Task details: Only the lines holding the string "JSON" are needed. Copy each one.

Extracted records:
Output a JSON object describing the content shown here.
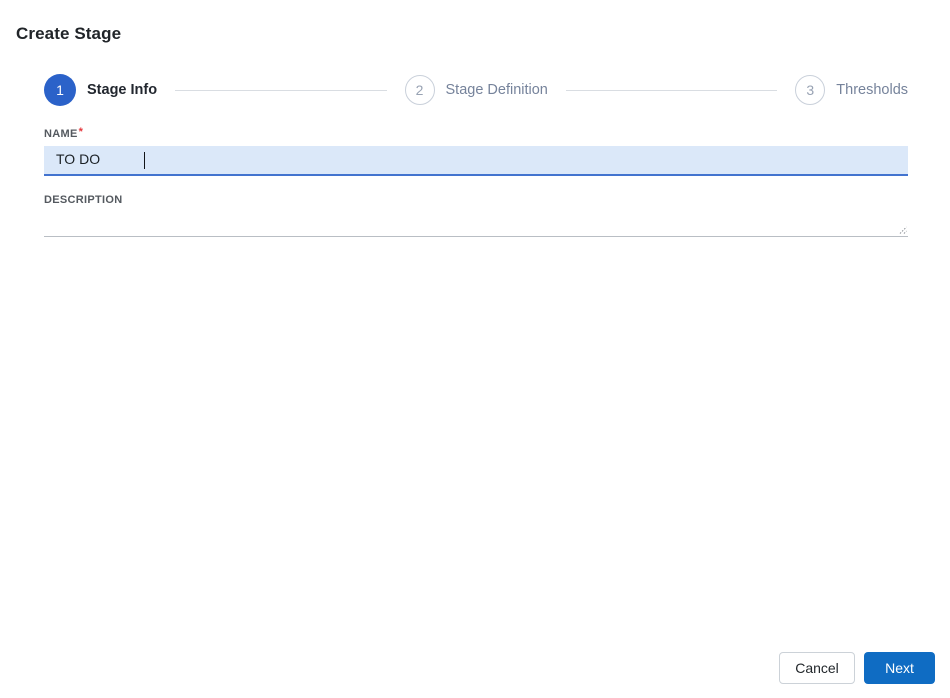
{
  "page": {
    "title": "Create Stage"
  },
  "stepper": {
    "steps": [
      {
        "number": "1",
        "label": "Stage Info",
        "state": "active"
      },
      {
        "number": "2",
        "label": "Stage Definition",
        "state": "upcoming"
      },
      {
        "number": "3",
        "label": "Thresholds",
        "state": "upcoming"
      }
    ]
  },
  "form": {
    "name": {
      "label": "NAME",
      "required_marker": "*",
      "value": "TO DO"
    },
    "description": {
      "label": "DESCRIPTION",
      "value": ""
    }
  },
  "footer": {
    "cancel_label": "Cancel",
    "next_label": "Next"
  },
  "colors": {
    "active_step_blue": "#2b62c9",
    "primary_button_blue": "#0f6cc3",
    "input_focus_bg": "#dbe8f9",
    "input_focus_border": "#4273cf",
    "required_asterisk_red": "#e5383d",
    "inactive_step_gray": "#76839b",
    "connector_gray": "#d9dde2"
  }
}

--

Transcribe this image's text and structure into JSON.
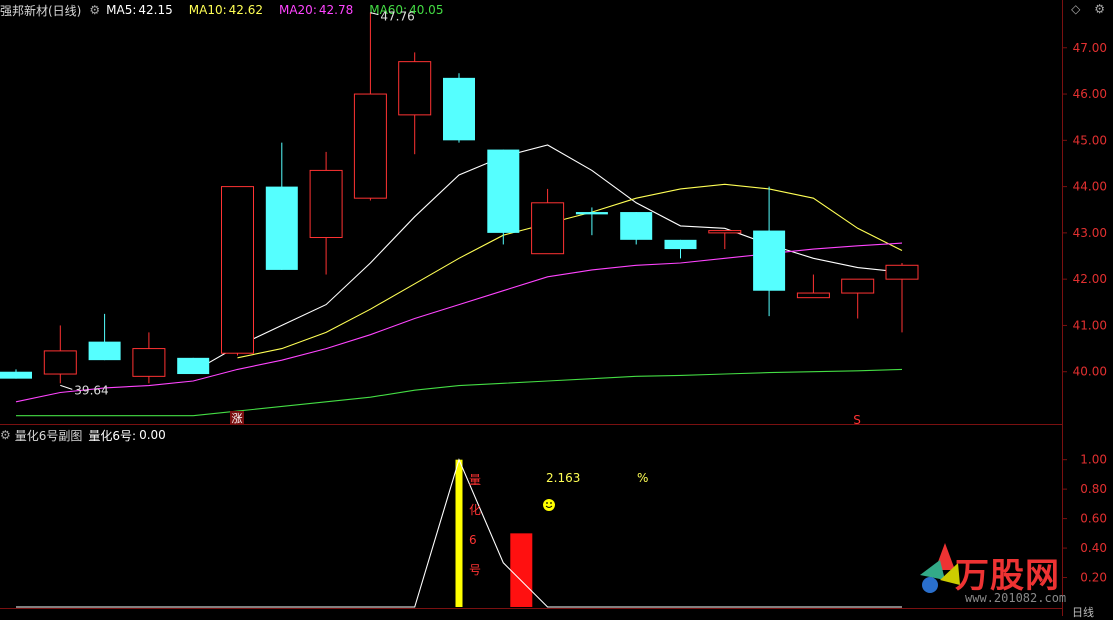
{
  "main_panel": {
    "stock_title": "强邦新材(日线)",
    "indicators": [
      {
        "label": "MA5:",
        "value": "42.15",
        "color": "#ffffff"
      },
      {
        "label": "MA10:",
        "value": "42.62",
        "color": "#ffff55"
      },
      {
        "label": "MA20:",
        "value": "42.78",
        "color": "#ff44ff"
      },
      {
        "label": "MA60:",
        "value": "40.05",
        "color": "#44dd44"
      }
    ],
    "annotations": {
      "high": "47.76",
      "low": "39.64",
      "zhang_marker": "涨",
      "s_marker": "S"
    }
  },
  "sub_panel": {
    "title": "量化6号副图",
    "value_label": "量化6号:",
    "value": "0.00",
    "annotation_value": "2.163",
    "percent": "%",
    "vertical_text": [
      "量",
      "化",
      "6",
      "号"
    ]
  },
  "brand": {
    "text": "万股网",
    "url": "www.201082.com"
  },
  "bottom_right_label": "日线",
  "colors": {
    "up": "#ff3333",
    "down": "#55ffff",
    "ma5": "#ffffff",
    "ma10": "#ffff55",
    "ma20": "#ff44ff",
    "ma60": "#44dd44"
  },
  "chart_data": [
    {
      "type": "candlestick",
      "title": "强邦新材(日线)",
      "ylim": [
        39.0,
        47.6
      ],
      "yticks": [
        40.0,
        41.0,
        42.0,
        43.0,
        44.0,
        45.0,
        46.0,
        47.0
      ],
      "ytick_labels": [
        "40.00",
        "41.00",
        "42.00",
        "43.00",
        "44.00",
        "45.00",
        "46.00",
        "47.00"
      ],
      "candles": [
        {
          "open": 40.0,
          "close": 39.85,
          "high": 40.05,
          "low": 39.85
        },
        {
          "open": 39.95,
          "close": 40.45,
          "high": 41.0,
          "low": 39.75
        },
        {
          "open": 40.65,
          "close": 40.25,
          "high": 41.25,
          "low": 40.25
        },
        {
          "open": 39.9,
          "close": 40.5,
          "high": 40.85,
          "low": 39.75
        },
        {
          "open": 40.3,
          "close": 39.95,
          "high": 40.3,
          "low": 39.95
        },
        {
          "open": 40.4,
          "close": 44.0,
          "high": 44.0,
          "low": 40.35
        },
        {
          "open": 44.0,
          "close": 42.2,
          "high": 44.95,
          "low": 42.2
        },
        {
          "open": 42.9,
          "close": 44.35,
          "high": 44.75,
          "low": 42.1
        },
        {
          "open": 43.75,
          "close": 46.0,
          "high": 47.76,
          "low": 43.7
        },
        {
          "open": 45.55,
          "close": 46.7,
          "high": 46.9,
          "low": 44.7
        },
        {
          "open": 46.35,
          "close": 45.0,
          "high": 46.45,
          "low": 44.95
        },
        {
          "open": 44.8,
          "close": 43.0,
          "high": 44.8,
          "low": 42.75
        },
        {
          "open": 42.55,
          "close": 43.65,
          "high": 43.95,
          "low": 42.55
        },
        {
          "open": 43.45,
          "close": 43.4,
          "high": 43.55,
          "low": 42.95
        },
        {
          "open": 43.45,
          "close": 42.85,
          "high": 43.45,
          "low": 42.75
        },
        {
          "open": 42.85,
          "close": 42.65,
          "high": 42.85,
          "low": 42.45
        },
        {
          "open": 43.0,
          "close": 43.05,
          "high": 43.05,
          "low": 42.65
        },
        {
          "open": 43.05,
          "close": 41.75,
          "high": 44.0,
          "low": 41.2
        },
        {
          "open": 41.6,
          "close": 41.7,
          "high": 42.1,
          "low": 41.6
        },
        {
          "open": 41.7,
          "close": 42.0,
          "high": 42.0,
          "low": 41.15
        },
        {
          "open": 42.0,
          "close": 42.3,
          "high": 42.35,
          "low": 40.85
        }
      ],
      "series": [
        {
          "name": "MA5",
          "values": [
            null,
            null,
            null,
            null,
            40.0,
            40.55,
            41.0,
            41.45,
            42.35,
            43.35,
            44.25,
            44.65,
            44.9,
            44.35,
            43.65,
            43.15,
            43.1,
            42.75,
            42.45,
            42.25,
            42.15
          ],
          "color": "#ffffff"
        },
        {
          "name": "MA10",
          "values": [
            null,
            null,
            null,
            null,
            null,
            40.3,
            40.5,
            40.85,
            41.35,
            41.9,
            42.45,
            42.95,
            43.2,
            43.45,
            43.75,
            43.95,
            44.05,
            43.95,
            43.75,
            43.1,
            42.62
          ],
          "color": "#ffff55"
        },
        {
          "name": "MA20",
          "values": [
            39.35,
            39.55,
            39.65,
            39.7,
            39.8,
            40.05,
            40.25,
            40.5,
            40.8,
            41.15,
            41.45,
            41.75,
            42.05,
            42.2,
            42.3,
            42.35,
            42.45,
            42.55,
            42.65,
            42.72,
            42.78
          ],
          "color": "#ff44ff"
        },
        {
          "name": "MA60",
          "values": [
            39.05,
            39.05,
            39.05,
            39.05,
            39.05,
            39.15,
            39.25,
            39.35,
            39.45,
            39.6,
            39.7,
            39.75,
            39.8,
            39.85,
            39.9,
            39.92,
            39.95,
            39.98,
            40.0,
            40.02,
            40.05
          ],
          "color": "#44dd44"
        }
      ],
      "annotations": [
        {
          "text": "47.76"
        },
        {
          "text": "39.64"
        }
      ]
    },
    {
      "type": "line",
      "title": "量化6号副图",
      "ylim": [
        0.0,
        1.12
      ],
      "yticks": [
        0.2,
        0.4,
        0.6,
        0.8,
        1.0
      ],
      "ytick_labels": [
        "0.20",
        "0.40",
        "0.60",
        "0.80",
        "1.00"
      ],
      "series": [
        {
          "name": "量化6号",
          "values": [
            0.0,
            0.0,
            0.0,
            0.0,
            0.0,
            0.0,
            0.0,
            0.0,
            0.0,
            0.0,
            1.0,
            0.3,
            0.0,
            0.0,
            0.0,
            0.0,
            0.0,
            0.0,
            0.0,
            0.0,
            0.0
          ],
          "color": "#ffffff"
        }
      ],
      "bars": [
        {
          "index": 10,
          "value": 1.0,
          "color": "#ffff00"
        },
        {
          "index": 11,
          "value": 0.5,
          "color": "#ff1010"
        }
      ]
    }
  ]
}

Exercise output:
Output a JSON object describing the content shown here.
Transcribe this image's text and structure into JSON.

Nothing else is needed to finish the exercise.